#### [TASK BRIEF]
Return only the number of lines in the entries below that hold the word "because".
•••
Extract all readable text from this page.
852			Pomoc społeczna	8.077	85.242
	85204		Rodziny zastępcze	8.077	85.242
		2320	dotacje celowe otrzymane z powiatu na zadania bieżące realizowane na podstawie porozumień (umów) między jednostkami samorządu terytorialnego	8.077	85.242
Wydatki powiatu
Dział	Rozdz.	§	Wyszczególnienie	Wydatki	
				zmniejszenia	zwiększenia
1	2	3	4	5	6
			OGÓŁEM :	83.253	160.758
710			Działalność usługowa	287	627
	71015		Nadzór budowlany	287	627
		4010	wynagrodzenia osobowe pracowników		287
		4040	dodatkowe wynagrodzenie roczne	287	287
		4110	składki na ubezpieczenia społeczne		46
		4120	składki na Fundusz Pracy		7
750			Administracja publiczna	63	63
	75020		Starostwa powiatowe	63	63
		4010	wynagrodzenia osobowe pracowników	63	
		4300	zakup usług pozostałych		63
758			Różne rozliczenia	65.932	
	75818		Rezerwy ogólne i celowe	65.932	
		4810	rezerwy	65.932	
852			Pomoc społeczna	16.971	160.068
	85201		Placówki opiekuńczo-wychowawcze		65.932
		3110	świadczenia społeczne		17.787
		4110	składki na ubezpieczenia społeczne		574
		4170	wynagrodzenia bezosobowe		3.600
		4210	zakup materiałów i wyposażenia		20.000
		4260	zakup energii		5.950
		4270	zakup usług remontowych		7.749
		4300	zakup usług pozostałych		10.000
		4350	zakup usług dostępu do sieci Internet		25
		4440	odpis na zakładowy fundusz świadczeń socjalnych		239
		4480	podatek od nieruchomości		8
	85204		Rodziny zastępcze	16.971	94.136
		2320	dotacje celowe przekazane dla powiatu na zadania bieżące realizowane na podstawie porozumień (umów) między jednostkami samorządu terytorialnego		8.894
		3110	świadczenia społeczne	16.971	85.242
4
•••
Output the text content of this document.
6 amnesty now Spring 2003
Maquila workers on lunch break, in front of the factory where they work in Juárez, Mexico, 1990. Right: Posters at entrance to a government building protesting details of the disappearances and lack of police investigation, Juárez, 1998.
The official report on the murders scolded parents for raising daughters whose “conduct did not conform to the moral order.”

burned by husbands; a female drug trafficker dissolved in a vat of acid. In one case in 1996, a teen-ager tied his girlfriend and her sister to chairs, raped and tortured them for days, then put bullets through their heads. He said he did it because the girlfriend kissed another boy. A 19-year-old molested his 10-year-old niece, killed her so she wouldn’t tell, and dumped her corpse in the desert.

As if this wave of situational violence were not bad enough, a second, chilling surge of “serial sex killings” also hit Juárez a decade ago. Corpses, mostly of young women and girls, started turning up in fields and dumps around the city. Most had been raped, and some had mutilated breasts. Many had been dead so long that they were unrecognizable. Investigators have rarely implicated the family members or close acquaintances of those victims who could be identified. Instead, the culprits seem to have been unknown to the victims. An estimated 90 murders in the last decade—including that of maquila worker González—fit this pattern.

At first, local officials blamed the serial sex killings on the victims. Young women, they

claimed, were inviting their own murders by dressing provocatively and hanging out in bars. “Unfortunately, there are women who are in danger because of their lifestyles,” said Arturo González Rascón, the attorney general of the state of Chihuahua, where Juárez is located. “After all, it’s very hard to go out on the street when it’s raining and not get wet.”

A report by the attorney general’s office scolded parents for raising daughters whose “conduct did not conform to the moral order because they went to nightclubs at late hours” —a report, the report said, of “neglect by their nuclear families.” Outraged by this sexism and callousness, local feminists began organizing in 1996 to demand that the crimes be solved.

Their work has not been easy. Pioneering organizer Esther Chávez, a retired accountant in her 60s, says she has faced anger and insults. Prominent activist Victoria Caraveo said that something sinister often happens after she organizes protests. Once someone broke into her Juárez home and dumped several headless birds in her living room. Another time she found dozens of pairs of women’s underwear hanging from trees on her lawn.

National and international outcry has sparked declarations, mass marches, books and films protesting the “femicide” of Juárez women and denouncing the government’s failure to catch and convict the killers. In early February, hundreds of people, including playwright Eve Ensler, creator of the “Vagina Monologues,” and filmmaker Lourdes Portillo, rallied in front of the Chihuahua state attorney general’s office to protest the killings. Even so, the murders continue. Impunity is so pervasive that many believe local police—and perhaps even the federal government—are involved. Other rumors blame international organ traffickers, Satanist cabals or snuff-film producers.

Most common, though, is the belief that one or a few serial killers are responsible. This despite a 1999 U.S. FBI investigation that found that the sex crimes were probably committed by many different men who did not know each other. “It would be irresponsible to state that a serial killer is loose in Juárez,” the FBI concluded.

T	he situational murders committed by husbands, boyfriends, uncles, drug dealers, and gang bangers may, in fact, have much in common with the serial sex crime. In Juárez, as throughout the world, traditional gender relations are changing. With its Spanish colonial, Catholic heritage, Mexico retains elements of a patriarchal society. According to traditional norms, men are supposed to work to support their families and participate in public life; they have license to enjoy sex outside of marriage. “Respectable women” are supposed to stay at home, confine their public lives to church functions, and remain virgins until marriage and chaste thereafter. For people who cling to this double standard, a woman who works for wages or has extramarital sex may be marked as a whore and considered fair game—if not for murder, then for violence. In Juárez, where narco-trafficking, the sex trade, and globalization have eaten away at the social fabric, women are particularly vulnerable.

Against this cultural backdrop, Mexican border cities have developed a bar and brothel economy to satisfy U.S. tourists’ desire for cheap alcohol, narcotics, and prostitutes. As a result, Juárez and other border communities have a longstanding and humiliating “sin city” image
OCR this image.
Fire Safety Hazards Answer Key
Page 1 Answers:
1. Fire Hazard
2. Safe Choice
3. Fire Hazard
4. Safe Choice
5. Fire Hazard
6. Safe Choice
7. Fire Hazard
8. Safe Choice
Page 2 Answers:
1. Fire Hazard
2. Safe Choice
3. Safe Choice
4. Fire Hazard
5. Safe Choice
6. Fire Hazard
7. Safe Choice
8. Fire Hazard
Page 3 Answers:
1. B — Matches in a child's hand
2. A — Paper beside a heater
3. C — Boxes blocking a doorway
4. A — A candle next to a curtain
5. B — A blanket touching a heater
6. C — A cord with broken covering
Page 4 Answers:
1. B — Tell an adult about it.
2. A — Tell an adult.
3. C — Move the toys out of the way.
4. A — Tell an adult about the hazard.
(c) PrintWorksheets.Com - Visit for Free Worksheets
•••
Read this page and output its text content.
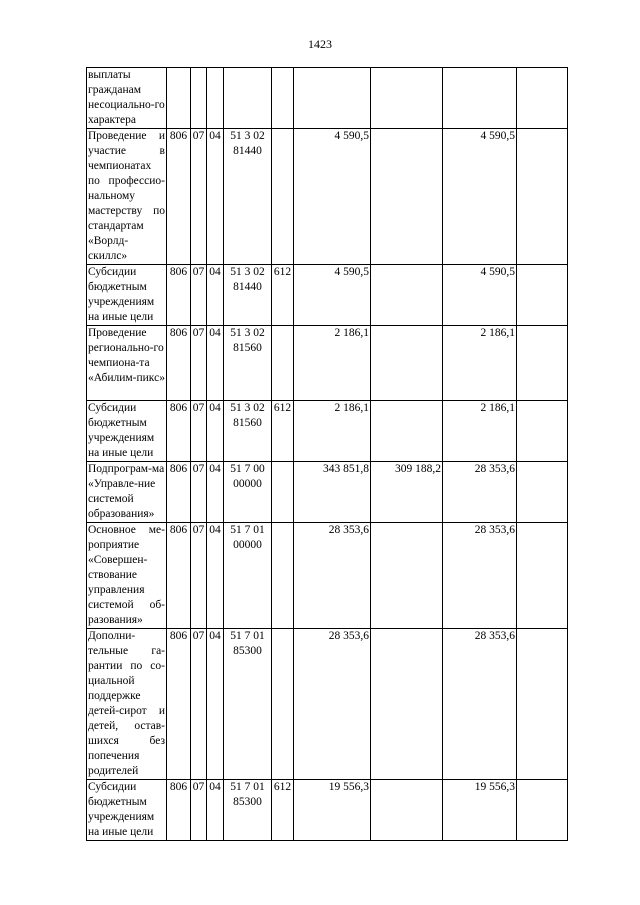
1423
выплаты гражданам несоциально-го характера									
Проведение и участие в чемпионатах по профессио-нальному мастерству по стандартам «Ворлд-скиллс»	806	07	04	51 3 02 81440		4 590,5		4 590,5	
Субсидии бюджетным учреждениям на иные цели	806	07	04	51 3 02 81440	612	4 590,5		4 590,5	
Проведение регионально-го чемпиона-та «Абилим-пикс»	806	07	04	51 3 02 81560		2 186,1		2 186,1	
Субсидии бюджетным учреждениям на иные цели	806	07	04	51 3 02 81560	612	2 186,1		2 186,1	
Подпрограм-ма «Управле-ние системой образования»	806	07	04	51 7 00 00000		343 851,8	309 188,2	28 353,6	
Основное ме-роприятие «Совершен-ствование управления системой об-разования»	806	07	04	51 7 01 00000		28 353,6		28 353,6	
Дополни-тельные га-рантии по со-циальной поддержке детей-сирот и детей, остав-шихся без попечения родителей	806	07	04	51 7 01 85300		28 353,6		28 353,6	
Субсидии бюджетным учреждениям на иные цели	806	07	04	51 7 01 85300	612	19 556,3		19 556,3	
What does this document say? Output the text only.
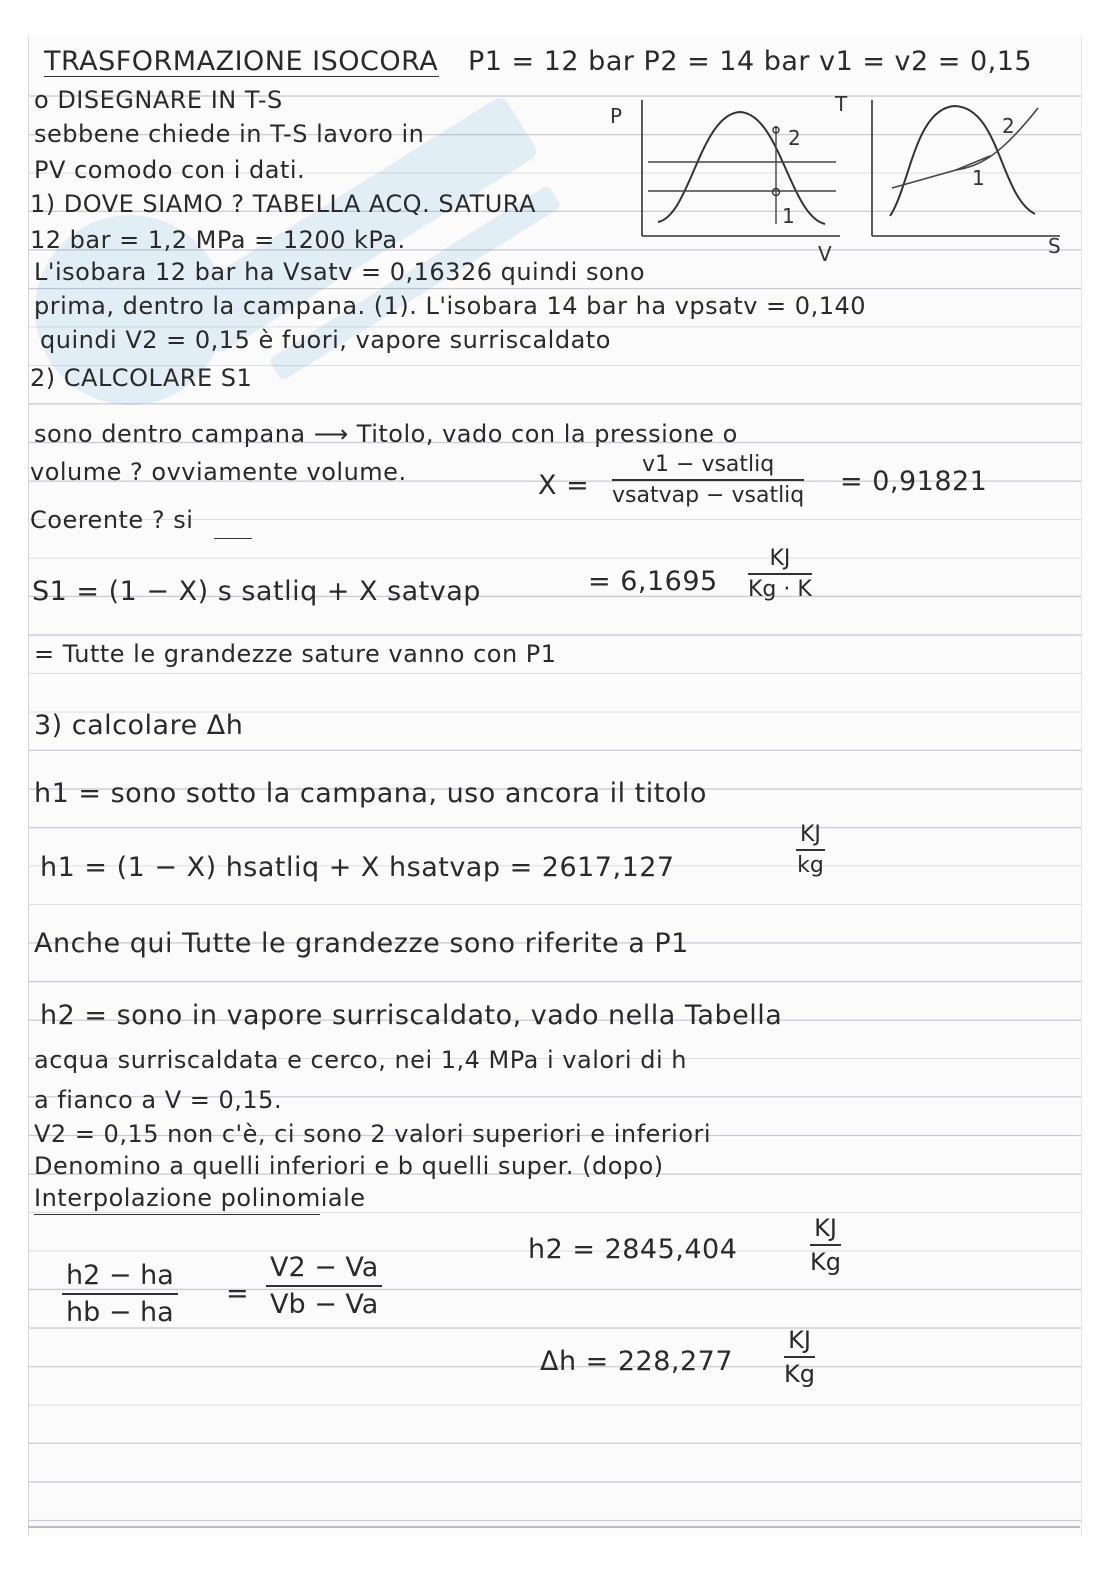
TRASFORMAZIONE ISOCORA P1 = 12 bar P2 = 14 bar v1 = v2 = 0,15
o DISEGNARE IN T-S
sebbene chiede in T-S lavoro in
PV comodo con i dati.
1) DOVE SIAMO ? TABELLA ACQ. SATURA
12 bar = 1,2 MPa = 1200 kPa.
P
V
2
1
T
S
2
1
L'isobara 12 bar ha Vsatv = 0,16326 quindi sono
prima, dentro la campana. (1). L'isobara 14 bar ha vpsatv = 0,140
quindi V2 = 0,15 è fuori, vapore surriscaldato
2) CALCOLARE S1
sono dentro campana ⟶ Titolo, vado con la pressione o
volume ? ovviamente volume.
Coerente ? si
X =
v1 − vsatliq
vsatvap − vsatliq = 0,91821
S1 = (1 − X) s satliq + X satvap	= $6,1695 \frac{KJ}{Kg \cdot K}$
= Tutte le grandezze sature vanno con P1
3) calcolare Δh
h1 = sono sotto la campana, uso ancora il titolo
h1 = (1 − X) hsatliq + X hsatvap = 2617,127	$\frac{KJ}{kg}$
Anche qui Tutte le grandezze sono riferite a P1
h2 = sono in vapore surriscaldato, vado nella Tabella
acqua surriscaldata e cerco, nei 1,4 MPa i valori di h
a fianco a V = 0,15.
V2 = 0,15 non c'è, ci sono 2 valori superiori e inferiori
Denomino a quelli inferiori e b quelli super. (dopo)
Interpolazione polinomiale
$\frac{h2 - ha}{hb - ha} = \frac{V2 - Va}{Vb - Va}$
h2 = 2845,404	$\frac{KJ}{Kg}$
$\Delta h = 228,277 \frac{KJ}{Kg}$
•••
#### [FULL RESPONSE]
3